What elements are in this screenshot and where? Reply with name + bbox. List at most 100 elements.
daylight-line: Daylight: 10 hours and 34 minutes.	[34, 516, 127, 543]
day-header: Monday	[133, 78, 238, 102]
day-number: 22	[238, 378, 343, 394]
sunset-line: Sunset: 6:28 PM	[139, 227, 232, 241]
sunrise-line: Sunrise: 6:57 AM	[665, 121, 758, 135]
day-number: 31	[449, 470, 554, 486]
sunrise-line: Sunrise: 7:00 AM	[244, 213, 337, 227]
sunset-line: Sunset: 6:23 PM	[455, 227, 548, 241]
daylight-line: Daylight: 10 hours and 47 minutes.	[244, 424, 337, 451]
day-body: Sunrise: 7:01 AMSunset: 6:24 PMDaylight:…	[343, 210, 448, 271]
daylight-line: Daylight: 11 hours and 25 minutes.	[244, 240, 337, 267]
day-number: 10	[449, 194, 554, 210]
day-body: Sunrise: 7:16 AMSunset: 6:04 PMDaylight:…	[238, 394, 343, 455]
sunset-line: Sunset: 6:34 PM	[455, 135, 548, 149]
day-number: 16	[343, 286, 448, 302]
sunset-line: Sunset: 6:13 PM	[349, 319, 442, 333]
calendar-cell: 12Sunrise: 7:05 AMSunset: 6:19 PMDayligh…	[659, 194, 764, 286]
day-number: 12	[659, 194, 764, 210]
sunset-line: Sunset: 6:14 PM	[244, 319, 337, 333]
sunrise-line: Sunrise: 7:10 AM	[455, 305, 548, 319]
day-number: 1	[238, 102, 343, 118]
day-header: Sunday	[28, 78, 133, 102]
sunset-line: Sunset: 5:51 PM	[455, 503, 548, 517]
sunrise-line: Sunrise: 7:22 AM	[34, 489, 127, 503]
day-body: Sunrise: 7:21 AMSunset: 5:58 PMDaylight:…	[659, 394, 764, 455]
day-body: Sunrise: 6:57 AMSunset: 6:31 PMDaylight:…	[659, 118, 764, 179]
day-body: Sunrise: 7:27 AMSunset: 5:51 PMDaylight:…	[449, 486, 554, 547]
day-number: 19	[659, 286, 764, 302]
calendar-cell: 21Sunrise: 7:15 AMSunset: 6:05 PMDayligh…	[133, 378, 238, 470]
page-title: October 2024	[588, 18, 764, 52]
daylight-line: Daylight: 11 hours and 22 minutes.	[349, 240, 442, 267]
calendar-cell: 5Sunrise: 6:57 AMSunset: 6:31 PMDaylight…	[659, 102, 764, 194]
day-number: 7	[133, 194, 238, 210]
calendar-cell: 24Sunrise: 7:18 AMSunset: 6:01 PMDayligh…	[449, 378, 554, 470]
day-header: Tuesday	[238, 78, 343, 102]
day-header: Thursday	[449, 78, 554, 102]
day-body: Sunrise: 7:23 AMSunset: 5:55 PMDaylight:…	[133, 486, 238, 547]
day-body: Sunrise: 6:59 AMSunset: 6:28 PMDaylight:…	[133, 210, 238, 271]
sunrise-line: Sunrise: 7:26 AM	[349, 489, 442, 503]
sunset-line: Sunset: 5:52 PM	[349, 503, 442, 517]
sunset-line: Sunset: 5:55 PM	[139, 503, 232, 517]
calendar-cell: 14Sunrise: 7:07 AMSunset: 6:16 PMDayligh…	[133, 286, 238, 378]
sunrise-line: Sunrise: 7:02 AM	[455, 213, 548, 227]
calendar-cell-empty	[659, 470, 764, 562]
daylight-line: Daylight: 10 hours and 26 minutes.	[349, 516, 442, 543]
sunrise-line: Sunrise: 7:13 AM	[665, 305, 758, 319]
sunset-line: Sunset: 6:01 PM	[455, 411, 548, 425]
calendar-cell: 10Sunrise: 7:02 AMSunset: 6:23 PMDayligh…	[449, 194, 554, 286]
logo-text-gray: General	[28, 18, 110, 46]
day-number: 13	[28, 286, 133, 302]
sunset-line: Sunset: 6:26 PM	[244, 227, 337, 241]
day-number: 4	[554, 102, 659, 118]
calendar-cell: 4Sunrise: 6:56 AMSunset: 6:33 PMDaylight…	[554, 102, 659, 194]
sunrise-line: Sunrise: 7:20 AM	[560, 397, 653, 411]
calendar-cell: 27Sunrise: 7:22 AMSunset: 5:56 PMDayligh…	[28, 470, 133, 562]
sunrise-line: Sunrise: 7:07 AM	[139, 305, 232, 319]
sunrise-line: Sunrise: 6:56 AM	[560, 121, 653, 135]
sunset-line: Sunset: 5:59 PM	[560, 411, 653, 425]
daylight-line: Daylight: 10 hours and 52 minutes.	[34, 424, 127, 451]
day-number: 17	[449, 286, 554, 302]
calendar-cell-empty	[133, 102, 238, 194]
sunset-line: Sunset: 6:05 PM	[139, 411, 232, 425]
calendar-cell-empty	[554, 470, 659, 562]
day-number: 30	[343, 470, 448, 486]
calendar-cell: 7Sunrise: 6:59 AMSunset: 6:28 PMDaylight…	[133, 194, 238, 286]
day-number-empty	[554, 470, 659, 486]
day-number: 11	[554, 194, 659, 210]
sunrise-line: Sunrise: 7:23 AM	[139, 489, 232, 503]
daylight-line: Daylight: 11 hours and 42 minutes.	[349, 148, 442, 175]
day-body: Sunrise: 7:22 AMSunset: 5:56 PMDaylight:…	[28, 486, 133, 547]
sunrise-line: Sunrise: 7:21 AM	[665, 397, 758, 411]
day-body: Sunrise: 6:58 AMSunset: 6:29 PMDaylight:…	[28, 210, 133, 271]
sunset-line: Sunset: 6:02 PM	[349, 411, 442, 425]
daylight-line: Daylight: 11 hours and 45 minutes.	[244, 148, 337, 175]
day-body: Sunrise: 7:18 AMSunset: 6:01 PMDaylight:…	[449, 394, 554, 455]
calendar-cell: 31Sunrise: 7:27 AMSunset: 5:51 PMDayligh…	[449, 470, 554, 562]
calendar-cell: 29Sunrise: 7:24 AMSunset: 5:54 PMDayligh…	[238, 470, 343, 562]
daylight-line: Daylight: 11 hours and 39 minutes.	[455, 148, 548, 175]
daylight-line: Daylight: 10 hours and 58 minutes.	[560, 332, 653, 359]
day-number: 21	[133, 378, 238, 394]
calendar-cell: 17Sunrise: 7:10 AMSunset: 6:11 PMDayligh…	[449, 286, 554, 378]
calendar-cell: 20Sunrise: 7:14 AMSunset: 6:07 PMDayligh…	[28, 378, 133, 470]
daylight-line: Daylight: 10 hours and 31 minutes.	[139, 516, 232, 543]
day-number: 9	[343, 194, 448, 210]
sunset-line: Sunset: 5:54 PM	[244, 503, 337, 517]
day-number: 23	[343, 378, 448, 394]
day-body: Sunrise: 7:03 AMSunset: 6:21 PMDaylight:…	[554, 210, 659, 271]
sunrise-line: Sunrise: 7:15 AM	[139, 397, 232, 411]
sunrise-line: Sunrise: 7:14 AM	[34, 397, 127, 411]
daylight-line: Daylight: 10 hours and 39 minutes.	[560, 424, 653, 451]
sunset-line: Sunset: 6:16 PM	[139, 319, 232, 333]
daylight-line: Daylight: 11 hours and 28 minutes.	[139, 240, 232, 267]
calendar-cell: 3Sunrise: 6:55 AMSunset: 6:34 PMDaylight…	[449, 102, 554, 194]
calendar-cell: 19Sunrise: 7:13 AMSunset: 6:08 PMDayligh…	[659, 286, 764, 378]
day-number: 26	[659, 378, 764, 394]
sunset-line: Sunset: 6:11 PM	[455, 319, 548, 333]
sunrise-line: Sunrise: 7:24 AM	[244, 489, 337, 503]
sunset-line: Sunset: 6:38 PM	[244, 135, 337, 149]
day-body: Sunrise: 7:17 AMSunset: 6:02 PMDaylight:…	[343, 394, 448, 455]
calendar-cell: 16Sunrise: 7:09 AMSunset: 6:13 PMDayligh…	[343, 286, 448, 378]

→ Task goal: Reproduce the stretch of the listing from its beginning through the line containing "194, 554, 210]", with "sunset-time" substituted for "sunset-line" and all other text left unchanged.

→ Output for this task:
What elements are in this screenshot and where? Reply with name + bbox. List at most 100 elements.
daylight-line: Daylight: 10 hours and 34 minutes.	[34, 516, 127, 543]
day-header: Monday	[133, 78, 238, 102]
day-number: 22	[238, 378, 343, 394]
sunset-time: Sunset: 6:28 PM	[139, 227, 232, 241]
sunrise-line: Sunrise: 6:57 AM	[665, 121, 758, 135]
day-number: 31	[449, 470, 554, 486]
sunrise-line: Sunrise: 7:00 AM	[244, 213, 337, 227]
sunset-time: Sunset: 6:23 PM	[455, 227, 548, 241]
daylight-line: Daylight: 10 hours and 47 minutes.	[244, 424, 337, 451]
day-body: Sunrise: 7:01 AMSunset: 6:24 PMDaylight:…	[343, 210, 448, 271]
daylight-line: Daylight: 11 hours and 25 minutes.	[244, 240, 337, 267]
day-number: 10	[449, 194, 554, 210]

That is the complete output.